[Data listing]
□ □ □ □

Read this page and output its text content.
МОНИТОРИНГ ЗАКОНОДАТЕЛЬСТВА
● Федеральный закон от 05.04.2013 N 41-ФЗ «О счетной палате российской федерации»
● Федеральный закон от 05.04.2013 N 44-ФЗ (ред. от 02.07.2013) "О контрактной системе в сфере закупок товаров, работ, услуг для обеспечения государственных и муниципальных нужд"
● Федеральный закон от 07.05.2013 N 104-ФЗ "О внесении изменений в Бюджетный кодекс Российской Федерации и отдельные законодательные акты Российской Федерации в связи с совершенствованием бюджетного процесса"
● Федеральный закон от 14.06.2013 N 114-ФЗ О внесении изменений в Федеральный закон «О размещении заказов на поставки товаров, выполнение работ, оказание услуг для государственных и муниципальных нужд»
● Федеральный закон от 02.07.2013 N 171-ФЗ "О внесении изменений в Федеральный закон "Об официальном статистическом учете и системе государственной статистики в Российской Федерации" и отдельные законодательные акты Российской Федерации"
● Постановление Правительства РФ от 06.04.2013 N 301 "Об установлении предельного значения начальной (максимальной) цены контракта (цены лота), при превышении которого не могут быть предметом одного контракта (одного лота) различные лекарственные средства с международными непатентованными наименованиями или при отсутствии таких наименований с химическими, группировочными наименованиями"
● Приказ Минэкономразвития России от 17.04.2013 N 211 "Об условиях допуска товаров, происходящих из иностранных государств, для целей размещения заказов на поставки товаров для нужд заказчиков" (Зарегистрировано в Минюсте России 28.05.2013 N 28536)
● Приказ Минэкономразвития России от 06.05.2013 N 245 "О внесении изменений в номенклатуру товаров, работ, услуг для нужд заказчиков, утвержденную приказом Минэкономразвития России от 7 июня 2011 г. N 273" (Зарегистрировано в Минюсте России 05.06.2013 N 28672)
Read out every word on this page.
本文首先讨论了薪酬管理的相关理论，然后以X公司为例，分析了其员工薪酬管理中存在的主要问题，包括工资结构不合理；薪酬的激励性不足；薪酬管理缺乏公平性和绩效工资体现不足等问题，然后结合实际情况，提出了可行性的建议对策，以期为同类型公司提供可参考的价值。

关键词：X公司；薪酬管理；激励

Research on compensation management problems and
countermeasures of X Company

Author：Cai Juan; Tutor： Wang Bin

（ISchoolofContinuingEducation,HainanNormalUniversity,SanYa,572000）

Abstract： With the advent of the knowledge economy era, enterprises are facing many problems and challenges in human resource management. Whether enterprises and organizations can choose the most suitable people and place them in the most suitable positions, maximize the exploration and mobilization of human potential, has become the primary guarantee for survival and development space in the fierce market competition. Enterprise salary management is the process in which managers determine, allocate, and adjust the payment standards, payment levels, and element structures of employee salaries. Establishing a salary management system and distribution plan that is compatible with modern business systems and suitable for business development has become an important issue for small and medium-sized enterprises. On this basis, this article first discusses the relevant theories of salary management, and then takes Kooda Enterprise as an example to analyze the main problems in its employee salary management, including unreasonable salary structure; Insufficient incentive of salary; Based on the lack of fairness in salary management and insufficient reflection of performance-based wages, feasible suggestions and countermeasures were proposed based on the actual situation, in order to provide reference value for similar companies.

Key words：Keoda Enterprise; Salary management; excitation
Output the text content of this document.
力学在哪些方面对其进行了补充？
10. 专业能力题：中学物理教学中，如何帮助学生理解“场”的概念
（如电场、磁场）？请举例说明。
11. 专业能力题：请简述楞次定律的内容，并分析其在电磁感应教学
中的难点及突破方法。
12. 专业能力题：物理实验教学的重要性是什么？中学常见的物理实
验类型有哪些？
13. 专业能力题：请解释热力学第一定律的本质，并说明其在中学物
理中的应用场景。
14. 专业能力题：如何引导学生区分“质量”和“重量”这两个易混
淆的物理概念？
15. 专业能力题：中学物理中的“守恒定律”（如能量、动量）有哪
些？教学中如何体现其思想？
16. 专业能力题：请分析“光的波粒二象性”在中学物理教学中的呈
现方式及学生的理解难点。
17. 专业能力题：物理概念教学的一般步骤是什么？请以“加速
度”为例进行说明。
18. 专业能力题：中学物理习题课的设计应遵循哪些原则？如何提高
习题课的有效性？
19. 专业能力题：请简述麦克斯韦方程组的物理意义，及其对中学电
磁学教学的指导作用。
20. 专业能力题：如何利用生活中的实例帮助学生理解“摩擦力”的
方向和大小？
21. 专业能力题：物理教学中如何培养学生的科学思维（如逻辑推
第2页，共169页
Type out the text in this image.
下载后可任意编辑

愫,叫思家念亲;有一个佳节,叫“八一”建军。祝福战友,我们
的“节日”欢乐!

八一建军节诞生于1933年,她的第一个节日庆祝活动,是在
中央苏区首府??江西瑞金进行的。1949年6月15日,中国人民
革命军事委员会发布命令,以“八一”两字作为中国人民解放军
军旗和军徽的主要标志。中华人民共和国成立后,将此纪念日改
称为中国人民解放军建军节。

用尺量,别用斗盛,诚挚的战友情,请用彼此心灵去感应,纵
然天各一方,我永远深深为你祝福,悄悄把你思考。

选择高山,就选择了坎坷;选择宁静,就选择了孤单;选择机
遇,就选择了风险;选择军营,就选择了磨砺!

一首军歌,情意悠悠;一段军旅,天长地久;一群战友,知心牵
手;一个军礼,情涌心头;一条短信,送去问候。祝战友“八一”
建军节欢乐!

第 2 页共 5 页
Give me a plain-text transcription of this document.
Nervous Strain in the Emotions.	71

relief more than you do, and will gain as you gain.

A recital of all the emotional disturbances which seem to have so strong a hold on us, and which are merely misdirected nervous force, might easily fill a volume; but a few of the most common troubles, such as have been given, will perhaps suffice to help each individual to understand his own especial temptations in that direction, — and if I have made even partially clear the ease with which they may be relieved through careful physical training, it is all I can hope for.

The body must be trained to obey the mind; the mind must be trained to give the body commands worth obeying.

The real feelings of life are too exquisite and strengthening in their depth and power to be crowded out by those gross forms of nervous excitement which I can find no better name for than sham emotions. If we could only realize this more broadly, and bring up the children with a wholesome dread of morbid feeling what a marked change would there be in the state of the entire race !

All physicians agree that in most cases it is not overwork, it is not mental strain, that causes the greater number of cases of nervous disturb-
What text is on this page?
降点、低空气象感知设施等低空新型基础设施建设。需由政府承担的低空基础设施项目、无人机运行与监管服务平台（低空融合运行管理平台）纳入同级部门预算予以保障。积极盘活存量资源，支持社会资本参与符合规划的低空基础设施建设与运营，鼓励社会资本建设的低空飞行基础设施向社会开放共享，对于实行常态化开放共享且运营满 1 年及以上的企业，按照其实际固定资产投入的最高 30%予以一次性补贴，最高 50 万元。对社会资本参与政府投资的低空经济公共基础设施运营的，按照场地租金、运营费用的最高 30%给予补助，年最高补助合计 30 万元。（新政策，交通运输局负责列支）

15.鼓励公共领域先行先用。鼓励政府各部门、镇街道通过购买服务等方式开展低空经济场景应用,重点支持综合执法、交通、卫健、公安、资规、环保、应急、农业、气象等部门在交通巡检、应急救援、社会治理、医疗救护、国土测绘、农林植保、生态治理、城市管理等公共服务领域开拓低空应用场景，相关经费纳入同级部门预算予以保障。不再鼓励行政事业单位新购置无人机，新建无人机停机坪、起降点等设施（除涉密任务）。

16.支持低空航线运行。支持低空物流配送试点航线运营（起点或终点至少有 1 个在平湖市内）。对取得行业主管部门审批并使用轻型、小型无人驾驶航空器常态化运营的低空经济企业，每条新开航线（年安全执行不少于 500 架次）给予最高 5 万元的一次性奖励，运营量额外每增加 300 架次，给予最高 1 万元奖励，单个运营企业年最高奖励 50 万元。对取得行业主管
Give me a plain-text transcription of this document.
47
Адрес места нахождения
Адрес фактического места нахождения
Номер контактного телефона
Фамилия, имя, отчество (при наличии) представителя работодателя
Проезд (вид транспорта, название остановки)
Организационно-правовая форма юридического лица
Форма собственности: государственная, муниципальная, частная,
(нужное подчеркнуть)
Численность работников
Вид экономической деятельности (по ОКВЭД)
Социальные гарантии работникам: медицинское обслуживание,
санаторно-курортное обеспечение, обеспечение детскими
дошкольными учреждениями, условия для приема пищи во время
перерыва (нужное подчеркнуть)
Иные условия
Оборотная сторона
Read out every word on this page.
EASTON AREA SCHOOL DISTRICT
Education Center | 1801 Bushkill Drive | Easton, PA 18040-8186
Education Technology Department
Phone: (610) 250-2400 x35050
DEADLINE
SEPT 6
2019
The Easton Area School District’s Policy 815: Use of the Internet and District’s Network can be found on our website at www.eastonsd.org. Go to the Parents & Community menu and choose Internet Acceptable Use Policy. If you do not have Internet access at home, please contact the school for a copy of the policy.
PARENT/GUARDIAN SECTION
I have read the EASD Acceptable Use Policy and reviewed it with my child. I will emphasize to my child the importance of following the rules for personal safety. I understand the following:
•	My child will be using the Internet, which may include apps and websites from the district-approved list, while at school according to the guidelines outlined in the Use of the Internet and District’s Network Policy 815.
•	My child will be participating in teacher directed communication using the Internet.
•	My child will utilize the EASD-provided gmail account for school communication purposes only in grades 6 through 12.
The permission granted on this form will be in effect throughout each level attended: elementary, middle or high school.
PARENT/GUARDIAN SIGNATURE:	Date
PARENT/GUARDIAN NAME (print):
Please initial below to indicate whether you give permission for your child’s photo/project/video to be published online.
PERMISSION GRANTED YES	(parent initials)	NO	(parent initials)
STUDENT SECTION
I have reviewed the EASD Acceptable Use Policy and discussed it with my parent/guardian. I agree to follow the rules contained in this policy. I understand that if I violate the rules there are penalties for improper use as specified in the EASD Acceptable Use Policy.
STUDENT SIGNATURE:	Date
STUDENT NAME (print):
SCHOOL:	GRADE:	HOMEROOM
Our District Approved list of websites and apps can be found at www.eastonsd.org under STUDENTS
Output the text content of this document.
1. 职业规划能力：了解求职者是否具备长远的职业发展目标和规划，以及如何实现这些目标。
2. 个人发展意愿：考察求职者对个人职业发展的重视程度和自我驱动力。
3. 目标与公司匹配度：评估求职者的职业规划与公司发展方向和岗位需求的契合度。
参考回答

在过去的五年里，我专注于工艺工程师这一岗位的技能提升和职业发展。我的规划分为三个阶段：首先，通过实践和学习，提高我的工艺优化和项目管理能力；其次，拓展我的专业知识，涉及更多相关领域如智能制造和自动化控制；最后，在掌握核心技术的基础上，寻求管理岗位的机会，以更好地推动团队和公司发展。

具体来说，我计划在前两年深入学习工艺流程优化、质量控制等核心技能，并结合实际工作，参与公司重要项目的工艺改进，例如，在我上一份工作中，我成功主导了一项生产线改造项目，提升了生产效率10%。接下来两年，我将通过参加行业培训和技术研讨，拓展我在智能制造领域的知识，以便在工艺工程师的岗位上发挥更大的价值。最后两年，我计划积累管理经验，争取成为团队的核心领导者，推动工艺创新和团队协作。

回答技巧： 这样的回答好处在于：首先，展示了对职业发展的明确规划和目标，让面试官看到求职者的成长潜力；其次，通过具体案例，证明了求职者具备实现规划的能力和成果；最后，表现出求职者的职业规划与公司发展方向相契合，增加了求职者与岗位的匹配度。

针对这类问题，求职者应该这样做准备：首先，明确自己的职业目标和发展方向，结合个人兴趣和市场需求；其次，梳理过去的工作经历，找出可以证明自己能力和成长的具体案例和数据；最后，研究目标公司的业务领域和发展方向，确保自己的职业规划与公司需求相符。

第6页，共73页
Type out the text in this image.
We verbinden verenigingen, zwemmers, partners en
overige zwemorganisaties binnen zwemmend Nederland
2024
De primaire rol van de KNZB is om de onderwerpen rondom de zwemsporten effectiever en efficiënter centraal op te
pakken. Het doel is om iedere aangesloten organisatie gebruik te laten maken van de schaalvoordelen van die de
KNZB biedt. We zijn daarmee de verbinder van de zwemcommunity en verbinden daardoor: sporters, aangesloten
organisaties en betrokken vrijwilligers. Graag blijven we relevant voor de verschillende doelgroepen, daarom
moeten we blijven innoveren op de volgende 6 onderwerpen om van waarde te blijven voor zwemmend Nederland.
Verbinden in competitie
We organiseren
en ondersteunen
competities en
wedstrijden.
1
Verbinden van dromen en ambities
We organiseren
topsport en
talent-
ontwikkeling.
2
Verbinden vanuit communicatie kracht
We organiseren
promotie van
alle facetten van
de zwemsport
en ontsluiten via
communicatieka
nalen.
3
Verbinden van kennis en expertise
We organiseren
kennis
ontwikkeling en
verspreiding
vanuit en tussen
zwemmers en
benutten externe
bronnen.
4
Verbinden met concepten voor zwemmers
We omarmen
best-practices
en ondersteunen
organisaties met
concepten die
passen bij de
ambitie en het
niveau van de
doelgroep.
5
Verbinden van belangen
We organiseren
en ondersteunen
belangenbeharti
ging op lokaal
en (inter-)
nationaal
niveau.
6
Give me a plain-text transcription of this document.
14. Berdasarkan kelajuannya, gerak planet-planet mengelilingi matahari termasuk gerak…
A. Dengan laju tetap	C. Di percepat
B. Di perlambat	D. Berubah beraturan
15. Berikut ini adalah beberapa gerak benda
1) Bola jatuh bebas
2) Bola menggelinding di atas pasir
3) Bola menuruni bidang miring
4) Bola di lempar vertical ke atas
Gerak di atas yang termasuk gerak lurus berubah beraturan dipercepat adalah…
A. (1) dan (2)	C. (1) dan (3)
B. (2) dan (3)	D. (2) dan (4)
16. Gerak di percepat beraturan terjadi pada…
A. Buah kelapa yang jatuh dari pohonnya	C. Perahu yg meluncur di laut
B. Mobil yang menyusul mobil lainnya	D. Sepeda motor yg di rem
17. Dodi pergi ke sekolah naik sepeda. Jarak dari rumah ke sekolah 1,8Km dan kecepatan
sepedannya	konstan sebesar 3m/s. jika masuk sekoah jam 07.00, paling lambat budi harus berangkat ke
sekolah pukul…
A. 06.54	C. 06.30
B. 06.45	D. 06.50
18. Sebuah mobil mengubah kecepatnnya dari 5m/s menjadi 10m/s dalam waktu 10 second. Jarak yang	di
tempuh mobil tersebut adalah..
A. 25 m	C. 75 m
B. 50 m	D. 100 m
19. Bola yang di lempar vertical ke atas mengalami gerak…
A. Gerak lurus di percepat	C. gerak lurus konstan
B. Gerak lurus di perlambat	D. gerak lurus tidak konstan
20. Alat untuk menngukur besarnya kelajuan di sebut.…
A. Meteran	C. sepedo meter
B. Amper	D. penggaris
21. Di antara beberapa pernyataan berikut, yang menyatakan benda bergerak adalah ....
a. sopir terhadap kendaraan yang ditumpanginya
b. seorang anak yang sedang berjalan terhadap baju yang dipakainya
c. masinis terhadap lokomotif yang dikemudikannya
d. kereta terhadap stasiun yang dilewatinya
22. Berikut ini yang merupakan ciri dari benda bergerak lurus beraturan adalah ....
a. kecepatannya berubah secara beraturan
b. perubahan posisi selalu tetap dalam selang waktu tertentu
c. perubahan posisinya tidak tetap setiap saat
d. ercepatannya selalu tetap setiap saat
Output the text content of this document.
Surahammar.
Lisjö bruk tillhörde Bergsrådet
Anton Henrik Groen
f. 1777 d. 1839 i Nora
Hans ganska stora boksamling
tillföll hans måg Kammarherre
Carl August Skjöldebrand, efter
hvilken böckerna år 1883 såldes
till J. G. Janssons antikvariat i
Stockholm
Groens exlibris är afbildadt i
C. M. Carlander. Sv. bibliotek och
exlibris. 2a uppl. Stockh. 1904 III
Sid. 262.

□ □ □ □

REQUIRED TASK: Copy out all lines above that include the string "perubahan".

TASK OUTPUT:
b. perubahan posisi selalu tetap dalam selang waktu tertentu
c. perubahan posisinya tidak tetap setiap saat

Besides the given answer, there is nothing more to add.